__THE EXERCISE__.
Output the entries verbatim, including every line.

>> Begin EXTRACTED RECORDS

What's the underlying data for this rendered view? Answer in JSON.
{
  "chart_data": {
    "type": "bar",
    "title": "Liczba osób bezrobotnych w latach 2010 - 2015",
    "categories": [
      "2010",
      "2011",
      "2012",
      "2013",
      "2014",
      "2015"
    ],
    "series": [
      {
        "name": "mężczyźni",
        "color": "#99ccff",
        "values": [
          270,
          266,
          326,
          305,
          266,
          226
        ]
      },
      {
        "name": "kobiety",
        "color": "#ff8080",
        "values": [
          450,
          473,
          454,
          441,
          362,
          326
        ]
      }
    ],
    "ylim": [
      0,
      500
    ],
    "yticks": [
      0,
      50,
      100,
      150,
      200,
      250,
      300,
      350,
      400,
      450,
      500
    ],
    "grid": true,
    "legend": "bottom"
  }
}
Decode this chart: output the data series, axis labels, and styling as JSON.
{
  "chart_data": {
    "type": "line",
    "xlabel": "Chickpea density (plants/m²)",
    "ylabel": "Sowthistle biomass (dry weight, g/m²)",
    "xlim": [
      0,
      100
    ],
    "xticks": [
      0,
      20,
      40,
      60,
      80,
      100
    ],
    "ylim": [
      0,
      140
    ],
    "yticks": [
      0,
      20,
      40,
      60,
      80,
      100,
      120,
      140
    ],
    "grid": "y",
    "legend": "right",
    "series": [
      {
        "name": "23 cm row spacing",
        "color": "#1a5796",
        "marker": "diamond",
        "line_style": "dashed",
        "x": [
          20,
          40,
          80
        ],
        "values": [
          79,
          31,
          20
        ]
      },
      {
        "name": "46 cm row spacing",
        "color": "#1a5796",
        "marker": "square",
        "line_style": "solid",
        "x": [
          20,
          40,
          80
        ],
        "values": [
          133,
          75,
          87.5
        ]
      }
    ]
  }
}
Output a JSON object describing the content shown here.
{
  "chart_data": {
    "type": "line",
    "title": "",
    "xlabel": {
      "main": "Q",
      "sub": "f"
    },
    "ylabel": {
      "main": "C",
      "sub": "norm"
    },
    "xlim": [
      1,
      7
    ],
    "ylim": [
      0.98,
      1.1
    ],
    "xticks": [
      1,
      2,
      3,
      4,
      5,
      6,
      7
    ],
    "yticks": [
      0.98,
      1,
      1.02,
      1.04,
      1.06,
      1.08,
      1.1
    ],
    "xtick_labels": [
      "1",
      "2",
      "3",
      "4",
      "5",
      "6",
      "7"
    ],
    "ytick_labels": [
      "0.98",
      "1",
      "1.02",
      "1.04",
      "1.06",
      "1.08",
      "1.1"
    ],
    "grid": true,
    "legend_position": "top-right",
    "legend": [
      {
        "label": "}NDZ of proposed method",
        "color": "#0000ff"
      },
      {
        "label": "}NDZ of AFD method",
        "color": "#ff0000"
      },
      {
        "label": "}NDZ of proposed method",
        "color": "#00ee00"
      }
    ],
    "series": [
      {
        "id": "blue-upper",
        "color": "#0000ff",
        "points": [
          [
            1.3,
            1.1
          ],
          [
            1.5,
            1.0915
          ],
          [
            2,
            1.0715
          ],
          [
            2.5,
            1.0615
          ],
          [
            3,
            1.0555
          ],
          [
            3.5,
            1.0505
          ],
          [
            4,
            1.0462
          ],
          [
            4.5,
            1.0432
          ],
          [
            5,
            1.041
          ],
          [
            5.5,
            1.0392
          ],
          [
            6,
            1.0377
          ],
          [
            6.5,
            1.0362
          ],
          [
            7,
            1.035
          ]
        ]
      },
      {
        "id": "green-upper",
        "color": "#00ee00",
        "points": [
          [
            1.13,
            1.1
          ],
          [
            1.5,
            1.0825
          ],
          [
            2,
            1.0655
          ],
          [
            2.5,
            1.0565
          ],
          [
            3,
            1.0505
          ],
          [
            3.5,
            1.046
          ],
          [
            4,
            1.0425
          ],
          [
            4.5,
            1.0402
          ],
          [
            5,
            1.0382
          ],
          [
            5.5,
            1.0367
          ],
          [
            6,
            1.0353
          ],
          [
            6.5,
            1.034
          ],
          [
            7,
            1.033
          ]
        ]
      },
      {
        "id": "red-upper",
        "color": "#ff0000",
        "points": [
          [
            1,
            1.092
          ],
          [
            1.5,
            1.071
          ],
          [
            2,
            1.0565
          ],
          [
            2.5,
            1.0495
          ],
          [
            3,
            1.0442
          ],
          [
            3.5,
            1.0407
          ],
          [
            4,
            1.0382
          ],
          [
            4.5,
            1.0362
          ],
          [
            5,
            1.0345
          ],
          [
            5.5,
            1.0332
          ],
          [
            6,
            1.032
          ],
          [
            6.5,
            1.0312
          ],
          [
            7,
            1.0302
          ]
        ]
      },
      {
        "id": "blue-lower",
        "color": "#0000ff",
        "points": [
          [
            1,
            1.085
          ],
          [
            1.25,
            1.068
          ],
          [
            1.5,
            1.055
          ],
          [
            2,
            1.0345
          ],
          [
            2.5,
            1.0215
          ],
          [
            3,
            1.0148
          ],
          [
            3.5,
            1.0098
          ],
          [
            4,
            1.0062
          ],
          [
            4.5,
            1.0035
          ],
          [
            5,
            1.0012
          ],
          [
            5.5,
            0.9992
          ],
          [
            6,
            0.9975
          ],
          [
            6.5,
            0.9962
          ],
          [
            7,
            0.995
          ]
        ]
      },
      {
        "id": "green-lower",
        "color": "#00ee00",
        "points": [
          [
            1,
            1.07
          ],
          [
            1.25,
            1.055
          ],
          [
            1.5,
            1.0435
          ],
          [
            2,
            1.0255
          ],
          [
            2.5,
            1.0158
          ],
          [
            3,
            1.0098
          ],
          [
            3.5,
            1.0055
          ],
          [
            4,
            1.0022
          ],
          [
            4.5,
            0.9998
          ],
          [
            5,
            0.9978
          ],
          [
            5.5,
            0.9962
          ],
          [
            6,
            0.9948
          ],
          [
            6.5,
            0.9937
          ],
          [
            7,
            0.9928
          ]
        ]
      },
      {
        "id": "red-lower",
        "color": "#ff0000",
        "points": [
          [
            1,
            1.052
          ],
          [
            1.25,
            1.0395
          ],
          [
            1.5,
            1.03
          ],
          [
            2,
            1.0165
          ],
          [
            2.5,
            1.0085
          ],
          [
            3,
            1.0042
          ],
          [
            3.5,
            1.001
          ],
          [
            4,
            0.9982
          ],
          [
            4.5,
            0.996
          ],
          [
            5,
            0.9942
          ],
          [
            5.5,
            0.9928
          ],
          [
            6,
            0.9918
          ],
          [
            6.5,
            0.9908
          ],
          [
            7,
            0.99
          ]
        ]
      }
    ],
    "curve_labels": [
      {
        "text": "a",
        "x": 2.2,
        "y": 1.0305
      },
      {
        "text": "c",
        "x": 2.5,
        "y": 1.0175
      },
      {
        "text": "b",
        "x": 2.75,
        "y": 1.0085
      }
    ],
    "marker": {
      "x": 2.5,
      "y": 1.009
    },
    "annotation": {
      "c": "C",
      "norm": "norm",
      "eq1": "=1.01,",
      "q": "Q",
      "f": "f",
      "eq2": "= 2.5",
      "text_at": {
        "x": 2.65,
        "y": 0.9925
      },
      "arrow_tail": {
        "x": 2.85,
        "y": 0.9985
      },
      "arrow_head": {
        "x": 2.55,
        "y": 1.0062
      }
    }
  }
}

>> End EXTRACTED RECORDS

__FULL SOLUTION__.
What's the underlying data for this rendered view? Answer in JSON.
{
  "chart_data": {
    "type": "bar",
    "title": "Liczba osób bezrobotnych w latach 2010 - 2015",
    "categories": [
      "2010",
      "2011",
      "2012",
      "2013",
      "2014",
      "2015"
    ],
    "series": [
      {
        "name": "mężczyźni",
        "color": "#99ccff",
        "values": [
          270,
          266,
          326,
          305,
          266,
          226
        ]
      },
      {
        "name": "kobiety",
        "color": "#ff8080",
        "values": [
          450,
          473,
          454,
          441,
          362,
          326
        ]
      }
    ],
    "ylim": [
      0,
      500
    ],
    "yticks": [
      0,
      50,
      100,
      150,
      200,
      250,
      300,
      350,
      400,
      450,
      500
    ],
    "grid": true,
    "legend": "bottom"
  }
}
Decode this chart: output the data series, axis labels, and styling as JSON.
{
  "chart_data": {
    "type": "line",
    "xlabel": "Chickpea density (plants/m²)",
    "ylabel": "Sowthistle biomass (dry weight, g/m²)",
    "xlim": [
      0,
      100
    ],
    "xticks": [
      0,
      20,
      40,
      60,
      80,
      100
    ],
    "ylim": [
      0,
      140
    ],
    "yticks": [
      0,
      20,
      40,
      60,
      80,
      100,
      120,
      140
    ],
    "grid": "y",
    "legend": "right",
    "series": [
      {
        "name": "23 cm row spacing",
        "color": "#1a5796",
        "marker": "diamond",
        "line_style": "dashed",
        "x": [
          20,
          40,
          80
        ],
        "values": [
          79,
          31,
          20
        ]
      },
      {
        "name": "46 cm row spacing",
        "color": "#1a5796",
        "marker": "square",
        "line_style": "solid",
        "x": [
          20,
          40,
          80
        ],
        "values": [
          133,
          75,
          87.5
        ]
      }
    ]
  }
}
Output a JSON object describing the content shown here.
{
  "chart_data": {
    "type": "line",
    "title": "",
    "xlabel": {
      "main": "Q",
      "sub": "f"
    },
    "ylabel": {
      "main": "C",
      "sub": "norm"
    },
    "xlim": [
      1,
      7
    ],
    "ylim": [
      0.98,
      1.1
    ],
    "xticks": [
      1,
      2,
      3,
      4,
      5,
      6,
      7
    ],
    "yticks": [
      0.98,
      1,
      1.02,
      1.04,
      1.06,
      1.08,
      1.1
    ],
    "xtick_labels": [
      "1",
      "2",
      "3",
      "4",
      "5",
      "6",
      "7"
    ],
    "ytick_labels": [
      "0.98",
      "1",
      "1.02",
      "1.04",
      "1.06",
      "1.08",
      "1.1"
    ],
    "grid": true,
    "legend_position": "top-right",
    "legend": [
      {
        "label": "}NDZ of proposed method",
        "color": "#0000ff"
      },
      {
        "label": "}NDZ of AFD method",
        "color": "#ff0000"
      },
      {
        "label": "}NDZ of proposed method",
        "color": "#00ee00"
      }
    ],
    "series": [
      {
        "id": "blue-upper",
        "color": "#0000ff",
        "points": [
          [
            1.3,
            1.1
          ],
          [
            1.5,
            1.0915
          ],
          [
            2,
            1.0715
          ],
          [
            2.5,
            1.0615
          ],
          [
            3,
            1.0555
          ],
          [
            3.5,
            1.0505
          ],
          [
            4,
            1.0462
          ],
          [
            4.5,
            1.0432
          ],
          [
            5,
            1.041
          ],
          [
            5.5,
            1.0392
          ],
          [
            6,
            1.0377
          ],
          [
            6.5,
            1.0362
          ],
          [
            7,
            1.035
          ]
        ]
      },
      {
        "id": "green-upper",
        "color": "#00ee00",
        "points": [
          [
            1.13,
            1.1
          ],
          [
            1.5,
            1.0825
          ],
          [
            2,
            1.0655
          ],
          [
            2.5,
            1.0565
          ],
          [
            3,
            1.0505
          ],
          [
            3.5,
            1.046
          ],
          [
            4,
            1.0425
          ],
          [
            4.5,
            1.0402
          ],
          [
            5,
            1.0382
          ],
          [
            5.5,
            1.0367
          ],
          [
            6,
            1.0353
          ],
          [
            6.5,
            1.034
          ],
          [
            7,
            1.033
          ]
        ]
      },
      {
        "id": "red-upper",
        "color": "#ff0000",
        "points": [
          [
            1,
            1.092
          ],
          [
            1.5,
            1.071
          ],
          [
            2,
            1.0565
          ],
          [
            2.5,
            1.0495
          ],
          [
            3,
            1.0442
          ],
          [
            3.5,
            1.0407
          ],
          [
            4,
            1.0382
          ],
          [
            4.5,
            1.0362
          ],
          [
            5,
            1.0345
          ],
          [
            5.5,
            1.0332
          ],
          [
            6,
            1.032
          ],
          [
            6.5,
            1.0312
          ],
          [
            7,
            1.0302
          ]
        ]
      },
      {
        "id": "blue-lower",
        "color": "#0000ff",
        "points": [
          [
            1,
            1.085
          ],
          [
            1.25,
            1.068
          ],
          [
            1.5,
            1.055
          ],
          [
            2,
            1.0345
          ],
          [
            2.5,
            1.0215
          ],
          [
            3,
            1.0148
          ],
          [
            3.5,
            1.0098
          ],
          [
            4,
            1.0062
          ],
          [
            4.5,
            1.0035
          ],
          [
            5,
            1.0012
          ],
          [
            5.5,
            0.9992
          ],
          [
            6,
            0.9975
          ],
          [
            6.5,
            0.9962
          ],
          [
            7,
            0.995
          ]
        ]
      },
      {
        "id": "green-lower",
        "color": "#00ee00",
        "points": [
          [
            1,
            1.07
          ],
          [
            1.25,
            1.055
          ],
          [
            1.5,
            1.0435
          ],
          [
            2,
            1.0255
          ],
          [
            2.5,
            1.0158
          ],
          [
            3,
            1.0098
          ],
          [
            3.5,
            1.0055
          ],
          [
            4,
            1.0022
          ],
          [
            4.5,
            0.9998
          ],
          [
            5,
            0.9978
          ],
          [
            5.5,
            0.9962
          ],
          [
            6,
            0.9948
          ],
          [
            6.5,
            0.9937
          ],
          [
            7,
            0.9928
          ]
        ]
      },
      {
        "id": "red-lower",
        "color": "#ff0000",
        "points": [
          [
            1,
            1.052
          ],
          [
            1.25,
            1.0395
          ],
          [
            1.5,
            1.03
          ],
          [
            2,
            1.0165
          ],
          [
            2.5,
            1.0085
          ],
          [
            3,
            1.0042
          ],
          [
            3.5,
            1.001
          ],
          [
            4,
            0.9982
          ],
          [
            4.5,
            0.996
          ],
          [
            5,
            0.9942
          ],
          [
            5.5,
            0.9928
          ],
          [
            6,
            0.9918
          ],
          [
            6.5,
            0.9908
          ],
          [
            7,
            0.99
          ]
        ]
      }
    ],
    "curve_labels": [
      {
        "text": "a",
        "x": 2.2,
        "y": 1.0305
      },
      {
        "text": "c",
        "x": 2.5,
        "y": 1.0175
      },
      {
        "text": "b",
        "x": 2.75,
        "y": 1.0085
      }
    ],
    "marker": {
      "x": 2.5,
      "y": 1.009
    },
    "annotation": {
      "c": "C",
      "norm": "norm",
      "eq1": "=1.01,",
      "q": "Q",
      "f": "f",
      "eq2": "= 2.5",
      "text_at": {
        "x": 2.65,
        "y": 0.9925
      },
      "arrow_tail": {
        "x": 2.85,
        "y": 0.9985
      },
      "arrow_head": {
        "x": 2.55,
        "y": 1.0062
      }
    }
  }
}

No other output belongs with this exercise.